◆ Exercise objective ◆
Give the listing again in full, exactly as written.

[Raw records]

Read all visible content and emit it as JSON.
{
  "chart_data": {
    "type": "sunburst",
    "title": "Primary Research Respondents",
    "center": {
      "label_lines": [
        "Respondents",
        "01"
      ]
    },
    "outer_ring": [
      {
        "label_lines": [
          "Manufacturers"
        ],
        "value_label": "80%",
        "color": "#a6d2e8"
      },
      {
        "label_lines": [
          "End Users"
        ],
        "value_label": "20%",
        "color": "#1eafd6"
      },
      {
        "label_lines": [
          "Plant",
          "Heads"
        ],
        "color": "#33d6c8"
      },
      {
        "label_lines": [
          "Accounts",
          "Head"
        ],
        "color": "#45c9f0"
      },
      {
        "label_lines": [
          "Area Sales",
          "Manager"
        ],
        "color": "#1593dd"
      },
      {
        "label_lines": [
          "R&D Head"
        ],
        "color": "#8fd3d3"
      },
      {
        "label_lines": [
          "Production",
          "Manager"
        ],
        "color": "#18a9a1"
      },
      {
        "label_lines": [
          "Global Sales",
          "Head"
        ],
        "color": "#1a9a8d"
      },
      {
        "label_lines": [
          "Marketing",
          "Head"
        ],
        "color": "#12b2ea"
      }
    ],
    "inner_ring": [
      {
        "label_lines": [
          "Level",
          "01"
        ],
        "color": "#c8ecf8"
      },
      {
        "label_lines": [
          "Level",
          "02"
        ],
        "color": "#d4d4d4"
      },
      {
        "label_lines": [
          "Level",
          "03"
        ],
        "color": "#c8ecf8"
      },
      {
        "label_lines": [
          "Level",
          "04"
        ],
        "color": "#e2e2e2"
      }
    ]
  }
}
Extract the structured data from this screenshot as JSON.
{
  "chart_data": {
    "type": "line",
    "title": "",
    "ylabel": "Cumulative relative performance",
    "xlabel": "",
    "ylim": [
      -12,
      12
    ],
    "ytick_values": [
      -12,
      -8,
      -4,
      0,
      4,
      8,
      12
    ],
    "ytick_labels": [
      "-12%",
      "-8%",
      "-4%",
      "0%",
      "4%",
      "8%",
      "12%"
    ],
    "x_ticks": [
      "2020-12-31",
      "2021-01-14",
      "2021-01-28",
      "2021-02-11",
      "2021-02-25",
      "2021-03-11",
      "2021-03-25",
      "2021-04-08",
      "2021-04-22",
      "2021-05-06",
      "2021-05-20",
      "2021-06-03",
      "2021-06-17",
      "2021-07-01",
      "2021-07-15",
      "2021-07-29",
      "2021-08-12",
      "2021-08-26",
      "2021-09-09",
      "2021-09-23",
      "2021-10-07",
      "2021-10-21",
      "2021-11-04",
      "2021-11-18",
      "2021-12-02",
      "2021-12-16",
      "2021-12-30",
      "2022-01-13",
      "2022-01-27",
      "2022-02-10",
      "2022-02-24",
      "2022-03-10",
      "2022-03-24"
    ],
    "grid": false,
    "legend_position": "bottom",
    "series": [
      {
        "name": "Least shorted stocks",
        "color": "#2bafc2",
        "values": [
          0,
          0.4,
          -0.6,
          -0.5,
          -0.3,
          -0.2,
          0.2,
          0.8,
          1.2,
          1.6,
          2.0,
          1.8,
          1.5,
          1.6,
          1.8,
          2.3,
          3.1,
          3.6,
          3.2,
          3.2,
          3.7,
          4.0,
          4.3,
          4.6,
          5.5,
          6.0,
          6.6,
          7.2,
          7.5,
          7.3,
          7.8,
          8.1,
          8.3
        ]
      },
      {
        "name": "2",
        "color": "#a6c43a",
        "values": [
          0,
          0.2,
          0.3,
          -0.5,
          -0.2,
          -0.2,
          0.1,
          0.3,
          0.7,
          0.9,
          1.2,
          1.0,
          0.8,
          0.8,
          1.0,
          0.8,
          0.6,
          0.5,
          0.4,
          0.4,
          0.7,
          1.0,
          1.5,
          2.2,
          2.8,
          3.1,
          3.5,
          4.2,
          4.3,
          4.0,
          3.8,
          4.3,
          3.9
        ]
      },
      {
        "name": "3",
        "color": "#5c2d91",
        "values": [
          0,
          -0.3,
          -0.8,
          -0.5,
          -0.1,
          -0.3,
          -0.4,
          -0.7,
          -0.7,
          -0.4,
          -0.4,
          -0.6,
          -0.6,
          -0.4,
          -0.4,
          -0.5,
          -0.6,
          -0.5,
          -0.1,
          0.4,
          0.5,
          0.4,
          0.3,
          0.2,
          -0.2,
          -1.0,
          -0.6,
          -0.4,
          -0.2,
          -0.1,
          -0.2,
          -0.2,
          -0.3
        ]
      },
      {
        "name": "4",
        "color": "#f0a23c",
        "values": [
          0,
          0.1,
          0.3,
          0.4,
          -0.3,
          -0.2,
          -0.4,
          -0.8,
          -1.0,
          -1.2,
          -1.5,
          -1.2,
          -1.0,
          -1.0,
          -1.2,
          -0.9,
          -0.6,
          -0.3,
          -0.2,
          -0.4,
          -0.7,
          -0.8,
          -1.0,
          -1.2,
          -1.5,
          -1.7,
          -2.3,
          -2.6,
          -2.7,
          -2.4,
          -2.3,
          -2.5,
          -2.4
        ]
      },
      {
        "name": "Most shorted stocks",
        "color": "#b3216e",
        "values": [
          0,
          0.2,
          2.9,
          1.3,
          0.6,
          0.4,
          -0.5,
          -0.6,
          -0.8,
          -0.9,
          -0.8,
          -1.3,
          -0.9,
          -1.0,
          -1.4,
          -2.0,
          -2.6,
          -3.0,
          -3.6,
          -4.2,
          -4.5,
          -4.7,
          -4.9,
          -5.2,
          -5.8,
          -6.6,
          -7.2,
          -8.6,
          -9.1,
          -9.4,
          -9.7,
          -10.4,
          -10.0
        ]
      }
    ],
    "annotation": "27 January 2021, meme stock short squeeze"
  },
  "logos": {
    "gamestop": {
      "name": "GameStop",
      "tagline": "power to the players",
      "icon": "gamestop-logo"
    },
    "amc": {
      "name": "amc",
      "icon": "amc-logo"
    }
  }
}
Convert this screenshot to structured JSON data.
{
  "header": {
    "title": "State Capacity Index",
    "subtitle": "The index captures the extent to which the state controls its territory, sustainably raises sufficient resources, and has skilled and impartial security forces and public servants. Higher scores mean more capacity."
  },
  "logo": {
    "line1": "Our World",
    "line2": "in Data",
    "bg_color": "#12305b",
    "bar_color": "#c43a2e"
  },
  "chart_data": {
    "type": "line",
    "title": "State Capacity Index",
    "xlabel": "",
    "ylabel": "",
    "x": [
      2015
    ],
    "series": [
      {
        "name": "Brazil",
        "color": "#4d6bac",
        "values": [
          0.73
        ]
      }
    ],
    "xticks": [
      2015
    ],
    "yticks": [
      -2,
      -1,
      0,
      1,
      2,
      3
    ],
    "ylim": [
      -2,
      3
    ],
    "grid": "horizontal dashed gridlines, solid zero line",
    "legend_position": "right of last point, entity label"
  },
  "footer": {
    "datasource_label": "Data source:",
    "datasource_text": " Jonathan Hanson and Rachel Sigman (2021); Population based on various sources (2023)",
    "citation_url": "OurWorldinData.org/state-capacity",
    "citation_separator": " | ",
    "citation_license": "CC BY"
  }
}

◆ Answer to this problem ◆
Read all visible content and emit it as JSON.
{
  "chart_data": {
    "type": "sunburst",
    "title": "Primary Research Respondents",
    "center": {
      "label_lines": [
        "Respondents",
        "01"
      ]
    },
    "outer_ring": [
      {
        "label_lines": [
          "Manufacturers"
        ],
        "value_label": "80%",
        "color": "#a6d2e8"
      },
      {
        "label_lines": [
          "End Users"
        ],
        "value_label": "20%",
        "color": "#1eafd6"
      },
      {
        "label_lines": [
          "Plant",
          "Heads"
        ],
        "color": "#33d6c8"
      },
      {
        "label_lines": [
          "Accounts",
          "Head"
        ],
        "color": "#45c9f0"
      },
      {
        "label_lines": [
          "Area Sales",
          "Manager"
        ],
        "color": "#1593dd"
      },
      {
        "label_lines": [
          "R&D Head"
        ],
        "color": "#8fd3d3"
      },
      {
        "label_lines": [
          "Production",
          "Manager"
        ],
        "color": "#18a9a1"
      },
      {
        "label_lines": [
          "Global Sales",
          "Head"
        ],
        "color": "#1a9a8d"
      },
      {
        "label_lines": [
          "Marketing",
          "Head"
        ],
        "color": "#12b2ea"
      }
    ],
    "inner_ring": [
      {
        "label_lines": [
          "Level",
          "01"
        ],
        "color": "#c8ecf8"
      },
      {
        "label_lines": [
          "Level",
          "02"
        ],
        "color": "#d4d4d4"
      },
      {
        "label_lines": [
          "Level",
          "03"
        ],
        "color": "#c8ecf8"
      },
      {
        "label_lines": [
          "Level",
          "04"
        ],
        "color": "#e2e2e2"
      }
    ]
  }
}
Extract the structured data from this screenshot as JSON.
{
  "chart_data": {
    "type": "line",
    "title": "",
    "ylabel": "Cumulative relative performance",
    "xlabel": "",
    "ylim": [
      -12,
      12
    ],
    "ytick_values": [
      -12,
      -8,
      -4,
      0,
      4,
      8,
      12
    ],
    "ytick_labels": [
      "-12%",
      "-8%",
      "-4%",
      "0%",
      "4%",
      "8%",
      "12%"
    ],
    "x_ticks": [
      "2020-12-31",
      "2021-01-14",
      "2021-01-28",
      "2021-02-11",
      "2021-02-25",
      "2021-03-11",
      "2021-03-25",
      "2021-04-08",
      "2021-04-22",
      "2021-05-06",
      "2021-05-20",
      "2021-06-03",
      "2021-06-17",
      "2021-07-01",
      "2021-07-15",
      "2021-07-29",
      "2021-08-12",
      "2021-08-26",
      "2021-09-09",
      "2021-09-23",
      "2021-10-07",
      "2021-10-21",
      "2021-11-04",
      "2021-11-18",
      "2021-12-02",
      "2021-12-16",
      "2021-12-30",
      "2022-01-13",
      "2022-01-27",
      "2022-02-10",
      "2022-02-24",
      "2022-03-10",
      "2022-03-24"
    ],
    "grid": false,
    "legend_position": "bottom",
    "series": [
      {
        "name": "Least shorted stocks",
        "color": "#2bafc2",
        "values": [
          0,
          0.4,
          -0.6,
          -0.5,
          -0.3,
          -0.2,
          0.2,
          0.8,
          1.2,
          1.6,
          2.0,
          1.8,
          1.5,
          1.6,
          1.8,
          2.3,
          3.1,
          3.6,
          3.2,
          3.2,
          3.7,
          4.0,
          4.3,
          4.6,
          5.5,
          6.0,
          6.6,
          7.2,
          7.5,
          7.3,
          7.8,
          8.1,
          8.3
        ]
      },
      {
        "name": "2",
        "color": "#a6c43a",
        "values": [
          0,
          0.2,
          0.3,
          -0.5,
          -0.2,
          -0.2,
          0.1,
          0.3,
          0.7,
          0.9,
          1.2,
          1.0,
          0.8,
          0.8,
          1.0,
          0.8,
          0.6,
          0.5,
          0.4,
          0.4,
          0.7,
          1.0,
          1.5,
          2.2,
          2.8,
          3.1,
          3.5,
          4.2,
          4.3,
          4.0,
          3.8,
          4.3,
          3.9
        ]
      },
      {
        "name": "3",
        "color": "#5c2d91",
        "values": [
          0,
          -0.3,
          -0.8,
          -0.5,
          -0.1,
          -0.3,
          -0.4,
          -0.7,
          -0.7,
          -0.4,
          -0.4,
          -0.6,
          -0.6,
          -0.4,
          -0.4,
          -0.5,
          -0.6,
          -0.5,
          -0.1,
          0.4,
          0.5,
          0.4,
          0.3,
          0.2,
          -0.2,
          -1.0,
          -0.6,
          -0.4,
          -0.2,
          -0.1,
          -0.2,
          -0.2,
          -0.3
        ]
      },
      {
        "name": "4",
        "color": "#f0a23c",
        "values": [
          0,
          0.1,
          0.3,
          0.4,
          -0.3,
          -0.2,
          -0.4,
          -0.8,
          -1.0,
          -1.2,
          -1.5,
          -1.2,
          -1.0,
          -1.0,
          -1.2,
          -0.9,
          -0.6,
          -0.3,
          -0.2,
          -0.4,
          -0.7,
          -0.8,
          -1.0,
          -1.2,
          -1.5,
          -1.7,
          -2.3,
          -2.6,
          -2.7,
          -2.4,
          -2.3,
          -2.5,
          -2.4
        ]
      },
      {
        "name": "Most shorted stocks",
        "color": "#b3216e",
        "values": [
          0,
          0.2,
          2.9,
          1.3,
          0.6,
          0.4,
          -0.5,
          -0.6,
          -0.8,
          -0.9,
          -0.8,
          -1.3,
          -0.9,
          -1.0,
          -1.4,
          -2.0,
          -2.6,
          -3.0,
          -3.6,
          -4.2,
          -4.5,
          -4.7,
          -4.9,
          -5.2,
          -5.8,
          -6.6,
          -7.2,
          -8.6,
          -9.1,
          -9.4,
          -9.7,
          -10.4,
          -10.0
        ]
      }
    ],
    "annotation": "27 January 2021, meme stock short squeeze"
  },
  "logos": {
    "gamestop": {
      "name": "GameStop",
      "tagline": "power to the players",
      "icon": "gamestop-logo"
    },
    "amc": {
      "name": "amc",
      "icon": "amc-logo"
    }
  }
}
Convert this screenshot to structured JSON data.
{
  "header": {
    "title": "State Capacity Index",
    "subtitle": "The index captures the extent to which the state controls its territory, sustainably raises sufficient resources, and has skilled and impartial security forces and public servants. Higher scores mean more capacity."
  },
  "logo": {
    "line1": "Our World",
    "line2": "in Data",
    "bg_color": "#12305b",
    "bar_color": "#c43a2e"
  },
  "chart_data": {
    "type": "line",
    "title": "State Capacity Index",
    "xlabel": "",
    "ylabel": "",
    "x": [
      2015
    ],
    "series": [
      {
        "name": "Brazil",
        "color": "#4d6bac",
        "values": [
          0.73
        ]
      }
    ],
    "xticks": [
      2015
    ],
    "yticks": [
      -2,
      -1,
      0,
      1,
      2,
      3
    ],
    "ylim": [
      -2,
      3
    ],
    "grid": "horizontal dashed gridlines, solid zero line",
    "legend_position": "right of last point, entity label"
  },
  "footer": {
    "datasource_label": "Data source:",
    "datasource_text": " Jonathan Hanson and Rachel Sigman (2021); Population based on various sources (2023)",
    "citation_url": "OurWorldinData.org/state-capacity",
    "citation_separator": " | ",
    "citation_license": "CC BY"
  }
}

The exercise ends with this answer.